___ Dataset

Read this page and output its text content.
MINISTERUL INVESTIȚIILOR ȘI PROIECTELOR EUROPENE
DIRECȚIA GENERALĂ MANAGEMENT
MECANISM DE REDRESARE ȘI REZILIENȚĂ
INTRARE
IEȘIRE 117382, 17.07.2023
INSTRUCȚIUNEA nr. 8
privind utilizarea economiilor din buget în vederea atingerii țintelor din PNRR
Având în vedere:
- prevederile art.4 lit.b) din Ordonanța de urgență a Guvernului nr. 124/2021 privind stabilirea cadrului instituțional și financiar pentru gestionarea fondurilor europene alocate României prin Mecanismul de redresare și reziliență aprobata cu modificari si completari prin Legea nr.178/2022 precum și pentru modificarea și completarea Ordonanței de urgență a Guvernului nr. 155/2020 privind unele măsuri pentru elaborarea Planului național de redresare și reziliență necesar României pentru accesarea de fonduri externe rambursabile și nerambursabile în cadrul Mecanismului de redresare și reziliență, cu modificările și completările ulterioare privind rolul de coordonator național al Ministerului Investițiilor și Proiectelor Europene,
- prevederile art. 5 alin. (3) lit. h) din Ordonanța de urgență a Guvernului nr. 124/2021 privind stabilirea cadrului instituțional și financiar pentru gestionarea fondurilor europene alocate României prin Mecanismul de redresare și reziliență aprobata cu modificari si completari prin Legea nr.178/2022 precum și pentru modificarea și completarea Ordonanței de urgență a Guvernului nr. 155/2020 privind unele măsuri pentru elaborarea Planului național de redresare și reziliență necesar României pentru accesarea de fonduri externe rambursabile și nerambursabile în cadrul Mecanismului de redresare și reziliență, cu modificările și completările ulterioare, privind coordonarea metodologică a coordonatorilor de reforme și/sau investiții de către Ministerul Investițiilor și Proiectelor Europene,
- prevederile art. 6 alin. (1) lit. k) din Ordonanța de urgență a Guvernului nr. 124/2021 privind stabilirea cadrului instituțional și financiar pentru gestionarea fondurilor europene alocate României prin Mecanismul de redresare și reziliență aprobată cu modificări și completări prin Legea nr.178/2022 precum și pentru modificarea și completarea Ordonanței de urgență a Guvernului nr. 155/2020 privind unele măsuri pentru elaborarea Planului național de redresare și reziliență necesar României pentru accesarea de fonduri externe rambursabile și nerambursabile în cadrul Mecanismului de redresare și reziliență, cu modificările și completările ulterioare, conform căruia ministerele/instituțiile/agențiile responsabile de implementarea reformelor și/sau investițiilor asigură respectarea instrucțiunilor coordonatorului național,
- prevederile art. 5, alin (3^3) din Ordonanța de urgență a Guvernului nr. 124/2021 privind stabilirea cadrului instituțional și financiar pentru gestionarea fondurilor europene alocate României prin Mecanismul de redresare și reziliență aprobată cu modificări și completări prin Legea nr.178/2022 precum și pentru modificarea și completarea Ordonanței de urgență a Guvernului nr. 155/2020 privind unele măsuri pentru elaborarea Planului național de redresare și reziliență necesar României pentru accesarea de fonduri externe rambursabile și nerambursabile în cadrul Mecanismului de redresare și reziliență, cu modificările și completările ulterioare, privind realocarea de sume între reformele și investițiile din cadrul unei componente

______

Exercise »
Reproduce the records above exactly.

Output below »
Read this page and output its text content.
MINISTERUL INVESTIȚIILOR ȘI PROIECTELOR EUROPENE
DIRECȚIA GENERALĂ MANAGEMENT
MECANISM DE REDRESARE ȘI REZILIENȚĂ
INTRARE
IEȘIRE 117382, 17.07.2023
INSTRUCȚIUNEA nr. 8
privind utilizarea economiilor din buget în vederea atingerii țintelor din PNRR
Având în vedere:
- prevederile art.4 lit.b) din Ordonanța de urgență a Guvernului nr. 124/2021 privind stabilirea cadrului instituțional și financiar pentru gestionarea fondurilor europene alocate României prin Mecanismul de redresare și reziliență aprobata cu modificari si completari prin Legea nr.178/2022 precum și pentru modificarea și completarea Ordonanței de urgență a Guvernului nr. 155/2020 privind unele măsuri pentru elaborarea Planului național de redresare și reziliență necesar României pentru accesarea de fonduri externe rambursabile și nerambursabile în cadrul Mecanismului de redresare și reziliență, cu modificările și completările ulterioare privind rolul de coordonator național al Ministerului Investițiilor și Proiectelor Europene,
- prevederile art. 5 alin. (3) lit. h) din Ordonanța de urgență a Guvernului nr. 124/2021 privind stabilirea cadrului instituțional și financiar pentru gestionarea fondurilor europene alocate României prin Mecanismul de redresare și reziliență aprobata cu modificari si completari prin Legea nr.178/2022 precum și pentru modificarea și completarea Ordonanței de urgență a Guvernului nr. 155/2020 privind unele măsuri pentru elaborarea Planului național de redresare și reziliență necesar României pentru accesarea de fonduri externe rambursabile și nerambursabile în cadrul Mecanismului de redresare și reziliență, cu modificările și completările ulterioare, privind coordonarea metodologică a coordonatorilor de reforme și/sau investiții de către Ministerul Investițiilor și Proiectelor Europene,
- prevederile art. 6 alin. (1) lit. k) din Ordonanța de urgență a Guvernului nr. 124/2021 privind stabilirea cadrului instituțional și financiar pentru gestionarea fondurilor europene alocate României prin Mecanismul de redresare și reziliență aprobată cu modificări și completări prin Legea nr.178/2022 precum și pentru modificarea și completarea Ordonanței de urgență a Guvernului nr. 155/2020 privind unele măsuri pentru elaborarea Planului național de redresare și reziliență necesar României pentru accesarea de fonduri externe rambursabile și nerambursabile în cadrul Mecanismului de redresare și reziliență, cu modificările și completările ulterioare, conform căruia ministerele/instituțiile/agențiile responsabile de implementarea reformelor și/sau investițiilor asigură respectarea instrucțiunilor coordonatorului național,
- prevederile art. 5, alin (3^3) din Ordonanța de urgență a Guvernului nr. 124/2021 privind stabilirea cadrului instituțional și financiar pentru gestionarea fondurilor europene alocate României prin Mecanismul de redresare și reziliență aprobată cu modificări și completări prin Legea nr.178/2022 precum și pentru modificarea și completarea Ordonanței de urgență a Guvernului nr. 155/2020 privind unele măsuri pentru elaborarea Planului național de redresare și reziliență necesar României pentru accesarea de fonduri externe rambursabile și nerambursabile în cadrul Mecanismului de redresare și reziliență, cu modificările și completările ulterioare, privind realocarea de sume între reformele și investițiile din cadrul unei componente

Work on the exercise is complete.